# Data shown

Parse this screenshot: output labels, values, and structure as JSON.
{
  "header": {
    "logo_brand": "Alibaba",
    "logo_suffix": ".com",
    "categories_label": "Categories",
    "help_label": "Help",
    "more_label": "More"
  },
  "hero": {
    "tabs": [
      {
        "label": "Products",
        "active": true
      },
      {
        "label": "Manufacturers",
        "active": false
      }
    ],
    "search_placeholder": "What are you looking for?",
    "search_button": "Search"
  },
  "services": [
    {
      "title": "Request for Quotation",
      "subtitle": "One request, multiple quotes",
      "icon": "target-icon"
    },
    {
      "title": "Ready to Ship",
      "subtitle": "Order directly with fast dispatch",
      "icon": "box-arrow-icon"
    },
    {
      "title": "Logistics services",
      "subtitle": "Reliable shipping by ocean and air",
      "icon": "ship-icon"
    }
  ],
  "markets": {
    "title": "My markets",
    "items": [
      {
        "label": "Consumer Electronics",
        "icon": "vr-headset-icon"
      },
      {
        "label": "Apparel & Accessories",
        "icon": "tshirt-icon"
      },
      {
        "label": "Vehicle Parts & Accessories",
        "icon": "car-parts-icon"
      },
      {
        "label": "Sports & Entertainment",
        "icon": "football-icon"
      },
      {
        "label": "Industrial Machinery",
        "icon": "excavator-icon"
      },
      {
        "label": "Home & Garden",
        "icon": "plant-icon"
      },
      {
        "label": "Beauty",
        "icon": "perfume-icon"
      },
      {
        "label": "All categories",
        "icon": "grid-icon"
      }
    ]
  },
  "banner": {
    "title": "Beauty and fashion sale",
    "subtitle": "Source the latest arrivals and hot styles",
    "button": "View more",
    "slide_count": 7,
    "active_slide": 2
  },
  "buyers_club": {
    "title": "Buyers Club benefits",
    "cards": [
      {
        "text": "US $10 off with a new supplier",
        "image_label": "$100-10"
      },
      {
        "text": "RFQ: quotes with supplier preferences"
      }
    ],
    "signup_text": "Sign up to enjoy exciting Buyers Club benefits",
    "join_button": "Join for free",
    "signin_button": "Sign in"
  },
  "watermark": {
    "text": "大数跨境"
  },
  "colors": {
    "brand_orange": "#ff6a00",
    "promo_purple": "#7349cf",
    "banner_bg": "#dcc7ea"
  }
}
==
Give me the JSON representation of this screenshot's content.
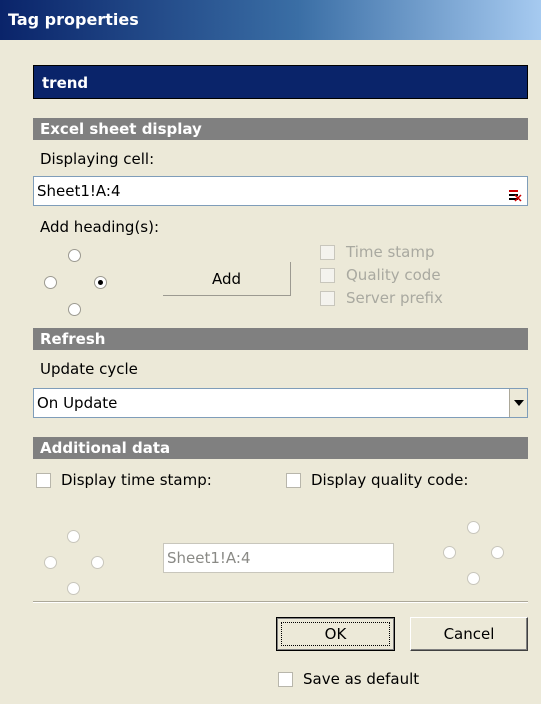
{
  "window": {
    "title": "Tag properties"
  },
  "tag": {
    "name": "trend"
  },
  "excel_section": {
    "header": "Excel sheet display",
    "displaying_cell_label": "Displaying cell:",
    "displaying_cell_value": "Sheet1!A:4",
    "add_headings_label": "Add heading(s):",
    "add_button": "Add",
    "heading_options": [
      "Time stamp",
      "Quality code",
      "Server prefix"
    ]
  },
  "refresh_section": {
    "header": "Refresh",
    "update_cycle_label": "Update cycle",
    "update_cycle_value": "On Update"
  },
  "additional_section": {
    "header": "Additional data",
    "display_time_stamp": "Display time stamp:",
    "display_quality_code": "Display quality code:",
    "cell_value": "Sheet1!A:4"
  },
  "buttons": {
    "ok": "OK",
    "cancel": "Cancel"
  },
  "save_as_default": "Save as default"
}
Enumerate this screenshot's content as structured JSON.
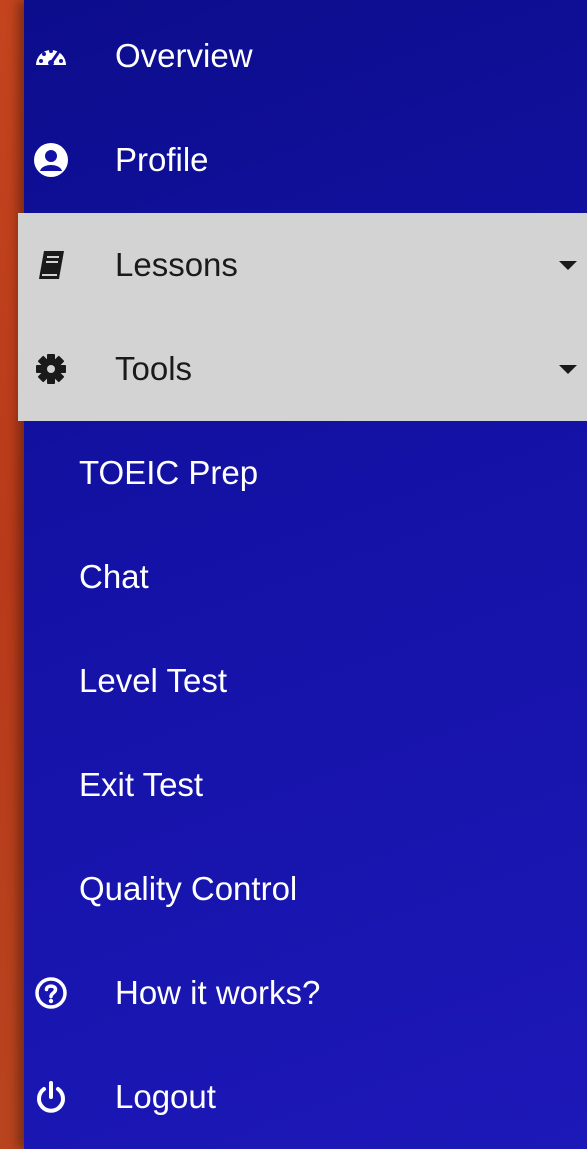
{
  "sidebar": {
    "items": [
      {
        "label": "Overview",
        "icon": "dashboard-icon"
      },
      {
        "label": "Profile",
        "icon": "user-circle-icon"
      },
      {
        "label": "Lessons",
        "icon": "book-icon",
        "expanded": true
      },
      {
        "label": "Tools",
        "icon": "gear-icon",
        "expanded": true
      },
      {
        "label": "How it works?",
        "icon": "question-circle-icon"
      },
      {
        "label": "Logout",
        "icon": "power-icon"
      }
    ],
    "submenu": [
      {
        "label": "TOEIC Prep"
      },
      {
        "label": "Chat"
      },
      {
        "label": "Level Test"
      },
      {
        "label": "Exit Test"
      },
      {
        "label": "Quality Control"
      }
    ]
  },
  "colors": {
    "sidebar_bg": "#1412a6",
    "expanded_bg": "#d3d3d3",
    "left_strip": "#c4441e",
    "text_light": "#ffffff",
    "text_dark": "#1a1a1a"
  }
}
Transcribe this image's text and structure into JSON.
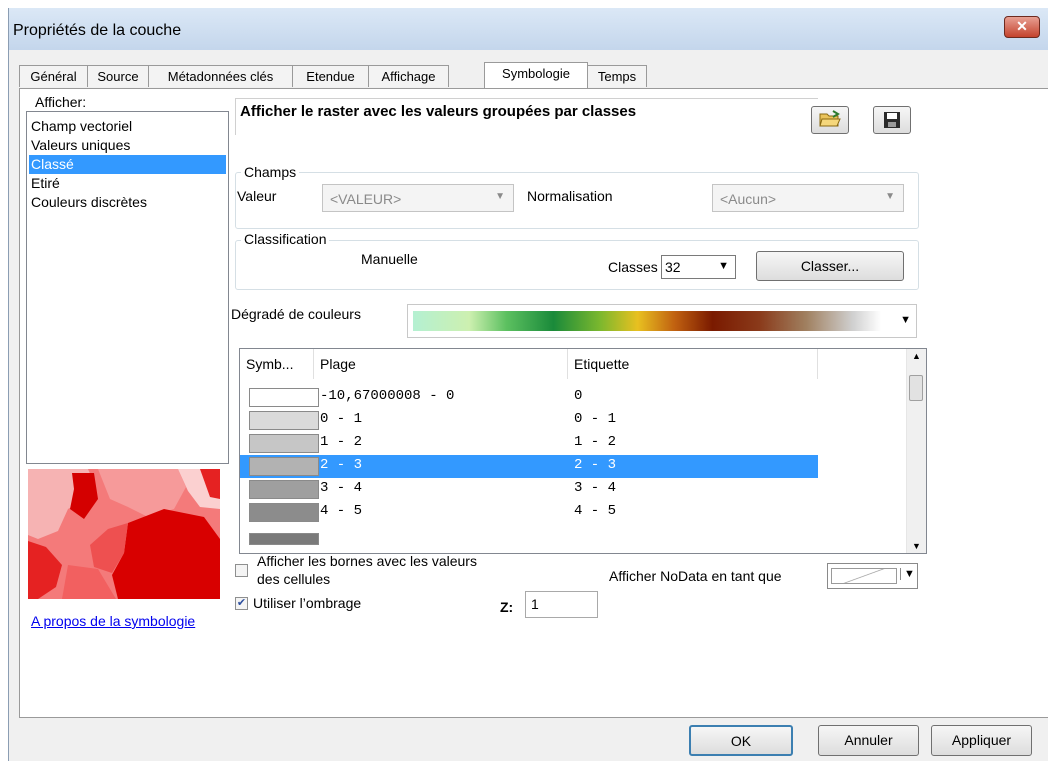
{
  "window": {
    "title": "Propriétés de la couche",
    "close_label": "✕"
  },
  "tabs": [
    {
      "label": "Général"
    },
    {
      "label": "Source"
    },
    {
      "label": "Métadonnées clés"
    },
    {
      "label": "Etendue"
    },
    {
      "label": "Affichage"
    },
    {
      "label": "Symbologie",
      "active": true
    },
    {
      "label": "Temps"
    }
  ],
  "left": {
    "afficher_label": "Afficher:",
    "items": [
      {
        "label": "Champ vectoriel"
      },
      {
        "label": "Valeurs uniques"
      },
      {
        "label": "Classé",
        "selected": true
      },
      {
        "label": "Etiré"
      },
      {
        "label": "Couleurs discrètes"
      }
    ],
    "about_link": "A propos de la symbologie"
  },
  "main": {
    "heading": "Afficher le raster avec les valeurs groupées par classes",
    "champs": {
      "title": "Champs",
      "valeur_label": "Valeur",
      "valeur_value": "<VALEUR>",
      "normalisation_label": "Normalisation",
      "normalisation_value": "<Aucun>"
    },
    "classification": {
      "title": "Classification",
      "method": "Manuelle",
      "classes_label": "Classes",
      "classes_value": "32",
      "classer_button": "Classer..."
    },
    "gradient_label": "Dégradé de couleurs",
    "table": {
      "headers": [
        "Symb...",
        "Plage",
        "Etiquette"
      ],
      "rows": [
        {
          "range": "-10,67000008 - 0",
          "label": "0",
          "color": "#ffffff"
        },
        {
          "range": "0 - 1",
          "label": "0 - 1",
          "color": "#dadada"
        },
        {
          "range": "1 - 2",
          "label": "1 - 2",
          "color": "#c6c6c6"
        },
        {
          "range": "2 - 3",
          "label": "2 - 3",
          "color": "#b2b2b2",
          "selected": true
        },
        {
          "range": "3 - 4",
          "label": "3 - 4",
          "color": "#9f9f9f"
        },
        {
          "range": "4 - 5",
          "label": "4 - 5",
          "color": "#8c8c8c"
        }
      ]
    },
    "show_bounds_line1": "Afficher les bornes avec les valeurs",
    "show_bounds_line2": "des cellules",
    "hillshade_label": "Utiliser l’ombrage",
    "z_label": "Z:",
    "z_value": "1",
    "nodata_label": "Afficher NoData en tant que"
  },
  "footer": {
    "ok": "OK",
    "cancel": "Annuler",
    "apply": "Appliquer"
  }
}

# Required work
Each line above that includes "benefits" should be shown.

# Answer to this problem
    "title": "Buyers Club benefits",
    "signup_text": "Sign up to enjoy exciting Buyers Club benefits",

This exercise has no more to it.